Directions :: Return each line that holds the word "dash".

[Items from a dataset]
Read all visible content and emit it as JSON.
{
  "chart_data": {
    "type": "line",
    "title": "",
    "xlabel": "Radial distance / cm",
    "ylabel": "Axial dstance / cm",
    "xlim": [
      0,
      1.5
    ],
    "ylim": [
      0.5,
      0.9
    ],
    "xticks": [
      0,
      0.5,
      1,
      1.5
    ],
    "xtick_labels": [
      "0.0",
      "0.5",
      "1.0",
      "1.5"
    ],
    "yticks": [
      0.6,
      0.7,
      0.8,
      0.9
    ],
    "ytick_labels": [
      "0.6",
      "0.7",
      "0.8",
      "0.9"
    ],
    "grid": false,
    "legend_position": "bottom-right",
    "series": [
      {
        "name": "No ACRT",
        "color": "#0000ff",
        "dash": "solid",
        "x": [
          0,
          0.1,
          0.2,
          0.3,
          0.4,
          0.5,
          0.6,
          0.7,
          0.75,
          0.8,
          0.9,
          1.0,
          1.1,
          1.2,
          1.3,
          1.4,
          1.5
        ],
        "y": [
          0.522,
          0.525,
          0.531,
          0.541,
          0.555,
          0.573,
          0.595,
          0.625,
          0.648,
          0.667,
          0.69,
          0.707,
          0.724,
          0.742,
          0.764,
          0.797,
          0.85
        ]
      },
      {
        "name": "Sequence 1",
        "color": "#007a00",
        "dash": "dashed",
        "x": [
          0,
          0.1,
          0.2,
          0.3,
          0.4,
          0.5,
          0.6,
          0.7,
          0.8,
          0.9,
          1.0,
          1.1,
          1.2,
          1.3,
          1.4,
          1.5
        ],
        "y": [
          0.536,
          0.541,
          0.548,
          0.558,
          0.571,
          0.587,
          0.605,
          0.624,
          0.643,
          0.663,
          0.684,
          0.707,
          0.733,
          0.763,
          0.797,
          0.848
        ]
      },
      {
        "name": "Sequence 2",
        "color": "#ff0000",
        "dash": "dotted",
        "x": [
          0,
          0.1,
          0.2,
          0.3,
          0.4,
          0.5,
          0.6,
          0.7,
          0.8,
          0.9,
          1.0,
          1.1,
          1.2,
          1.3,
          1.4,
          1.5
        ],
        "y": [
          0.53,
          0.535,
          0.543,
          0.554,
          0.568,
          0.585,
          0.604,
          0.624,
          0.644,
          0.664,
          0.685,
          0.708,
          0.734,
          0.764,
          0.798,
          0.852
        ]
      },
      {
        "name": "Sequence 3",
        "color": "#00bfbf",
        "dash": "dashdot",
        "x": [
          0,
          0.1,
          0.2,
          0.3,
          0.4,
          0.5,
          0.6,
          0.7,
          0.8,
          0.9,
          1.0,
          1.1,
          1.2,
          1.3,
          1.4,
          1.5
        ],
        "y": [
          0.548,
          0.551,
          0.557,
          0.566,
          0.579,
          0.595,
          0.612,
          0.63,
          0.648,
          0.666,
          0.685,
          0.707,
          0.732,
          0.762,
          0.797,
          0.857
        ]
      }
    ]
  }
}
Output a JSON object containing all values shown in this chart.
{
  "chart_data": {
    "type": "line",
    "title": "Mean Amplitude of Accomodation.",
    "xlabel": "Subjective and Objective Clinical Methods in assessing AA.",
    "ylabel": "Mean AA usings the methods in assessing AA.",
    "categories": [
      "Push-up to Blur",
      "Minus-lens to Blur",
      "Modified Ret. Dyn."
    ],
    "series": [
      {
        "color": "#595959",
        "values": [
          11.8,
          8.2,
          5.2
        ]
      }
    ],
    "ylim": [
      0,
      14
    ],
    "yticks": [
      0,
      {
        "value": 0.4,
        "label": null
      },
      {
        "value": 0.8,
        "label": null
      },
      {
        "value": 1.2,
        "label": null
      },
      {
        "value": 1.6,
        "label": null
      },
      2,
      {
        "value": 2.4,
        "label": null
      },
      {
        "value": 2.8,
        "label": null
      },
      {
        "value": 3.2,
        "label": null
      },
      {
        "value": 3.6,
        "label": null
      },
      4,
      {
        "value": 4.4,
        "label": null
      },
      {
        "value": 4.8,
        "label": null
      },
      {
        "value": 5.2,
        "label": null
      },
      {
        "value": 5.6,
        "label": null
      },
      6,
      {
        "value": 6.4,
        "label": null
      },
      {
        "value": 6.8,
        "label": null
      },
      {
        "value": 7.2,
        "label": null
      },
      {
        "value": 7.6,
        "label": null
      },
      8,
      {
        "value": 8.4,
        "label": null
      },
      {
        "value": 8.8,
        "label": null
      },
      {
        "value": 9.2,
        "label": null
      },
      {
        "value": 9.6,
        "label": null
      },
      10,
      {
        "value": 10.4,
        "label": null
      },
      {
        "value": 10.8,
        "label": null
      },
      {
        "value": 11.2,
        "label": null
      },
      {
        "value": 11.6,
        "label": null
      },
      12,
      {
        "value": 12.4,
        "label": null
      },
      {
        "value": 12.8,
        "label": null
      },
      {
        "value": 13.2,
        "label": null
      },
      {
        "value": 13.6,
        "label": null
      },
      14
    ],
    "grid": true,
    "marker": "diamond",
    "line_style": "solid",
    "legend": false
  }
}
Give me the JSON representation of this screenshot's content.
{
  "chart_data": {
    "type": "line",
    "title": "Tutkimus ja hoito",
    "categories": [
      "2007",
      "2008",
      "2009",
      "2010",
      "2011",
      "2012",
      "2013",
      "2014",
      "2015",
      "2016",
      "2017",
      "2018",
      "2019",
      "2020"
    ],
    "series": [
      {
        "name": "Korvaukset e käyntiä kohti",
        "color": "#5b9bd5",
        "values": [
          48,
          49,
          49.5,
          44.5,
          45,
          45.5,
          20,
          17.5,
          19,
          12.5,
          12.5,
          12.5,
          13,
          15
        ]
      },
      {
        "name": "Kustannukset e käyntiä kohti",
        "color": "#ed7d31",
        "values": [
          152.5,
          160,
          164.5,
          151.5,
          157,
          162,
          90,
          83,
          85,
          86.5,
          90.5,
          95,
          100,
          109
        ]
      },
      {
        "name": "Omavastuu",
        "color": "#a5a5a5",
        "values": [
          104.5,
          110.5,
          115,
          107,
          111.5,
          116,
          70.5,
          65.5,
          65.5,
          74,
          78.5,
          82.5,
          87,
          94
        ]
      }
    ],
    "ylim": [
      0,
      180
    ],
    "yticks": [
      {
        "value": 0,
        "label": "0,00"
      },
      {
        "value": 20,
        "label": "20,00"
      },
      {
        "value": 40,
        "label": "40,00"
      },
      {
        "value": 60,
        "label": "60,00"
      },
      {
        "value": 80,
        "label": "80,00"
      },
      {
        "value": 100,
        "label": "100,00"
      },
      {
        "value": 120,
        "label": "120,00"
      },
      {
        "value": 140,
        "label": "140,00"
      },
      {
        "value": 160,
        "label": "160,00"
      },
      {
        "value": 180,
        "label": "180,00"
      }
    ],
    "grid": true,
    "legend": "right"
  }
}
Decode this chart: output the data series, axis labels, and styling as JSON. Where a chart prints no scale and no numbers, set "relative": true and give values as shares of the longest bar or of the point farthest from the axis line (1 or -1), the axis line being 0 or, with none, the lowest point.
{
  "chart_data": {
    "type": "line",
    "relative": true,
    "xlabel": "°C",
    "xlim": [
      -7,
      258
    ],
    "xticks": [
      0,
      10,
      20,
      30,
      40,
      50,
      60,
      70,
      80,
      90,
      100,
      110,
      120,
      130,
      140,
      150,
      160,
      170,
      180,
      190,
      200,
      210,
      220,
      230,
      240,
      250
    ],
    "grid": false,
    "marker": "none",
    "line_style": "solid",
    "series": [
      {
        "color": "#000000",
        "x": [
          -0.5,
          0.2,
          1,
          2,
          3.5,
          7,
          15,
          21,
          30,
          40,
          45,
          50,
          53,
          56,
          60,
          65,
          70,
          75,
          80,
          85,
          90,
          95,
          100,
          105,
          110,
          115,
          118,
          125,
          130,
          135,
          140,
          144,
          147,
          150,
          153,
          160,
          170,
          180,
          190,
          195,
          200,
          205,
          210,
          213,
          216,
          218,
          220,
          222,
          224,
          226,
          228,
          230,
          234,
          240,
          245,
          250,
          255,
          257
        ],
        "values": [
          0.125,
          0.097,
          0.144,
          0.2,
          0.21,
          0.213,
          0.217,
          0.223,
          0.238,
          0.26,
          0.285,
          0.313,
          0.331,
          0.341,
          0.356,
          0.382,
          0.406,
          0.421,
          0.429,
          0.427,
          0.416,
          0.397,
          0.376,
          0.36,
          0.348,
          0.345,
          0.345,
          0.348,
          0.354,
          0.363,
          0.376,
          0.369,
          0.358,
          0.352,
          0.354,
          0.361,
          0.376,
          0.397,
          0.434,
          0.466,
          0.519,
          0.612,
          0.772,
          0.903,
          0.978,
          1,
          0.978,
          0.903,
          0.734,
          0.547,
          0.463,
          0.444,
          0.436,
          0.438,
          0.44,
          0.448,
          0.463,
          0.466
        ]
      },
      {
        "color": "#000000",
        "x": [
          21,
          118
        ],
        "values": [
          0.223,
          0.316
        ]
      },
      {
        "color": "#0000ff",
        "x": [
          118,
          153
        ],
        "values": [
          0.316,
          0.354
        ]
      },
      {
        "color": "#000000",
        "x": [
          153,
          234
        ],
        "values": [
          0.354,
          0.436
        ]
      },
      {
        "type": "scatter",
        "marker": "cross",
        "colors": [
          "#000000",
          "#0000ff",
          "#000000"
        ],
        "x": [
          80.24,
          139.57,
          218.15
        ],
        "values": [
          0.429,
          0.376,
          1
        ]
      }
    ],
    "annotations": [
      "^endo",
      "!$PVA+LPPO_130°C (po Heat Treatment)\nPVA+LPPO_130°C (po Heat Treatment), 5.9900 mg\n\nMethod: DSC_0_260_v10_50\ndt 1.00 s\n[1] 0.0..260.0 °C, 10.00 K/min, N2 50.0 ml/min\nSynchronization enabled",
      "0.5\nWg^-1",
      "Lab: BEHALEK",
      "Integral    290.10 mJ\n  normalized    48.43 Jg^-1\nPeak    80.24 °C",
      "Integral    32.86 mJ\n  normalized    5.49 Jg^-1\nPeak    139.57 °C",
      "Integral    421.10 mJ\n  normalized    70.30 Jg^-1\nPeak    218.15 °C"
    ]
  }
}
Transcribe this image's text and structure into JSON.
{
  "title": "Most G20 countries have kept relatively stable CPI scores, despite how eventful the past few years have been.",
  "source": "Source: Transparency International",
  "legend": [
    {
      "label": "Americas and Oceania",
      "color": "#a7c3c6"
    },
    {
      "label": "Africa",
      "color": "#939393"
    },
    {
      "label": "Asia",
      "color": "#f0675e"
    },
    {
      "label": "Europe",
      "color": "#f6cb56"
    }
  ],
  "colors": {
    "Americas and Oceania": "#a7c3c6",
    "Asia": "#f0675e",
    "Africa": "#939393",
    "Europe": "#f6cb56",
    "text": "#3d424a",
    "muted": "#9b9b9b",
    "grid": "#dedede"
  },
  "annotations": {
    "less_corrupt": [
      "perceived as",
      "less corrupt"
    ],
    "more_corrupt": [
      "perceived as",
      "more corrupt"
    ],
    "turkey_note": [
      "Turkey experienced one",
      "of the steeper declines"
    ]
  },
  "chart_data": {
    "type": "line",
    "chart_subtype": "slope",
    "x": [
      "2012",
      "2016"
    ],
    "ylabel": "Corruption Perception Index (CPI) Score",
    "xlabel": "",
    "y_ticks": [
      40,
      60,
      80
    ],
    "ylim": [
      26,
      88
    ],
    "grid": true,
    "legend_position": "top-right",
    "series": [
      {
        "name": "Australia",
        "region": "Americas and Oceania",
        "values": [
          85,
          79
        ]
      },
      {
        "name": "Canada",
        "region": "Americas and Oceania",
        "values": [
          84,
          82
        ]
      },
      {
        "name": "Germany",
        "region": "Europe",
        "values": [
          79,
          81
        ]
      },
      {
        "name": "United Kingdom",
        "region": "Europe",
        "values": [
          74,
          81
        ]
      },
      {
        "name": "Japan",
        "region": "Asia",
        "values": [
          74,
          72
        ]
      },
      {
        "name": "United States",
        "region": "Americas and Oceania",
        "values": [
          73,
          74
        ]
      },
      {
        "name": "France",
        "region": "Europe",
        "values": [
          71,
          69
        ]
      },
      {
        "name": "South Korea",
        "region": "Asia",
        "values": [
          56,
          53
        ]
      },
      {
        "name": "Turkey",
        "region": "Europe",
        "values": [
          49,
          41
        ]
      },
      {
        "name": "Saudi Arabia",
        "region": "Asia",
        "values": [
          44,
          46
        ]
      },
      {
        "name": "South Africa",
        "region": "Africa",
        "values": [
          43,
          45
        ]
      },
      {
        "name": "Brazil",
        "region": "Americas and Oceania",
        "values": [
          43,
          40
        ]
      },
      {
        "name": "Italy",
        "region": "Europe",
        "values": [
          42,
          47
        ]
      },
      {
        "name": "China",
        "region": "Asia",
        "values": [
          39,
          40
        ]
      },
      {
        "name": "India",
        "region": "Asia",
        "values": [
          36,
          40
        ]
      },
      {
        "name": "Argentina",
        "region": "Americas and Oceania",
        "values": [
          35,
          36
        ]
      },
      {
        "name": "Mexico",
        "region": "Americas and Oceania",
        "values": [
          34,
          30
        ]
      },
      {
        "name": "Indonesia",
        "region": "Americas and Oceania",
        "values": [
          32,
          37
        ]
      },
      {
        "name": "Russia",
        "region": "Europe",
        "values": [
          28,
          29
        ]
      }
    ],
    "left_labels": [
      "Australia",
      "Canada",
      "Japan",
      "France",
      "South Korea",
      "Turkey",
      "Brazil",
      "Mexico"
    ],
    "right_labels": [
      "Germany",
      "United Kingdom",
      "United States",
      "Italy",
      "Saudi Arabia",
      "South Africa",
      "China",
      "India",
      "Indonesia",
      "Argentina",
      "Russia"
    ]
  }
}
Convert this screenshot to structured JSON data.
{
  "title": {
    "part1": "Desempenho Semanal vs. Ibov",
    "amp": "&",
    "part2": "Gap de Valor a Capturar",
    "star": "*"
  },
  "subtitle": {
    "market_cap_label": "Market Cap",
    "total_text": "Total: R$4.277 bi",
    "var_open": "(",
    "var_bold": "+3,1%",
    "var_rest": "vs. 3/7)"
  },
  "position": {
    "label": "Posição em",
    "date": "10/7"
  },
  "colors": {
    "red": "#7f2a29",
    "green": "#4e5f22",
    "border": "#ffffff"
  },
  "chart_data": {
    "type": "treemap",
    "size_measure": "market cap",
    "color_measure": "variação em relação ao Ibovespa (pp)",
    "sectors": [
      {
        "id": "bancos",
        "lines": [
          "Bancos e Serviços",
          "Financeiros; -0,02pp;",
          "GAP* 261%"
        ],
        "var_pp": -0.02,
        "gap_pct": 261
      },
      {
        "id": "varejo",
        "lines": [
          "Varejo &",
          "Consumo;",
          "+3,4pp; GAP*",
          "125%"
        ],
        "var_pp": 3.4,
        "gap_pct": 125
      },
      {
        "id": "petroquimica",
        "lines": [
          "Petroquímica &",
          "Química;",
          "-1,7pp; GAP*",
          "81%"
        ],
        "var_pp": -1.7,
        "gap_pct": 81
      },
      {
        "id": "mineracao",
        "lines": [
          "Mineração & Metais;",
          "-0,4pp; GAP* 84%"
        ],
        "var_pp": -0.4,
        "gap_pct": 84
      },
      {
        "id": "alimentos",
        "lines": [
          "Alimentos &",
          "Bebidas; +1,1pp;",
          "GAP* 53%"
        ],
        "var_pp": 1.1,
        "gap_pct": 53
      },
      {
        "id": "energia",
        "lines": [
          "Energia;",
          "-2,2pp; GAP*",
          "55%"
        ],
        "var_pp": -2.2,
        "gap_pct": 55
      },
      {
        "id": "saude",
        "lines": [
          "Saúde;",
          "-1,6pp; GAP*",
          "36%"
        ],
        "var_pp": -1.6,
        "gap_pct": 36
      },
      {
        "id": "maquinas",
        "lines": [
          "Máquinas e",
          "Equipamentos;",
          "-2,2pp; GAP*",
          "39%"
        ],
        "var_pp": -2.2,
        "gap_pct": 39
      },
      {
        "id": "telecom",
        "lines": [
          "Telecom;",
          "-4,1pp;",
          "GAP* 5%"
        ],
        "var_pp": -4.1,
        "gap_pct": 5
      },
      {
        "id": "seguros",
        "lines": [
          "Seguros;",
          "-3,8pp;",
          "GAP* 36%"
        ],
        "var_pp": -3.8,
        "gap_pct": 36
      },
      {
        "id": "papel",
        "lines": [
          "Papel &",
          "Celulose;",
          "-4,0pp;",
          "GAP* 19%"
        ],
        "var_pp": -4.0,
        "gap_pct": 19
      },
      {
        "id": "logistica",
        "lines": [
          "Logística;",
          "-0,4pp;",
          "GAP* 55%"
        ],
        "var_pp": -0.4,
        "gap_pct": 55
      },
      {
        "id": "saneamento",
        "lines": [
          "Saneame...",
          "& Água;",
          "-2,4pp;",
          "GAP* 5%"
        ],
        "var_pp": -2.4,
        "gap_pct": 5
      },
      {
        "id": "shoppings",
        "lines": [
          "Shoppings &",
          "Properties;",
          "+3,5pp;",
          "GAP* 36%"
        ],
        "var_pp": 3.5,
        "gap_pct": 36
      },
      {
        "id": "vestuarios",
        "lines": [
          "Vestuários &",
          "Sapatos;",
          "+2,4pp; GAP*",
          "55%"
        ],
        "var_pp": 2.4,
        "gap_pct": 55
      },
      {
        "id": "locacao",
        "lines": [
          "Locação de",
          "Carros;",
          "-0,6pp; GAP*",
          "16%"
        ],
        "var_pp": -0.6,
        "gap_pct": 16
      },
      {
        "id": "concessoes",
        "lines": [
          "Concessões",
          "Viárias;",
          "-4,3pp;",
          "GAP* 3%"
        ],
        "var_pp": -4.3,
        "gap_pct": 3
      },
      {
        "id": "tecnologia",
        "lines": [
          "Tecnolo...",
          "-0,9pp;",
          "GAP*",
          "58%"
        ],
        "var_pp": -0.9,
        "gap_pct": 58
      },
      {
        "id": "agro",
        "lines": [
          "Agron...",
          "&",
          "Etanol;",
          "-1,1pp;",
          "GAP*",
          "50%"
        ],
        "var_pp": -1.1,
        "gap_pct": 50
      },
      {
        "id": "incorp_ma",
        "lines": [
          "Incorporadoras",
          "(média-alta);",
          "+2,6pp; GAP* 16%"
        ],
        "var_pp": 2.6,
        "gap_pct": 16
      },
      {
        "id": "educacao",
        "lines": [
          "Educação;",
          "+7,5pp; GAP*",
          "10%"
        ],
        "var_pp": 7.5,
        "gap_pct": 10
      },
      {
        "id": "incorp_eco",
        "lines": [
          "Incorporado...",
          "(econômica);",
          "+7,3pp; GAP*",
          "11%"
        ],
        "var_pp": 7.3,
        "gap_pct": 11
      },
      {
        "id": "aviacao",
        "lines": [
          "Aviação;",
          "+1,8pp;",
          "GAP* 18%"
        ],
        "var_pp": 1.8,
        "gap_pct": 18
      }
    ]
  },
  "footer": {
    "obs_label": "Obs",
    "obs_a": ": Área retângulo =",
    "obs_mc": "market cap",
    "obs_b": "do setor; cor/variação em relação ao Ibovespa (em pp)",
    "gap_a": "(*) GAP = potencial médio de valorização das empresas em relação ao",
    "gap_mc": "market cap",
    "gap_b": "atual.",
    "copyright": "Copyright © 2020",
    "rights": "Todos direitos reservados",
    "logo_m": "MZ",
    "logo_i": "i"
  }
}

Task result ::
        "dash": "solid",
        "dash": "dashed",
        "dash": "dotted",
        "dash": "dashdot",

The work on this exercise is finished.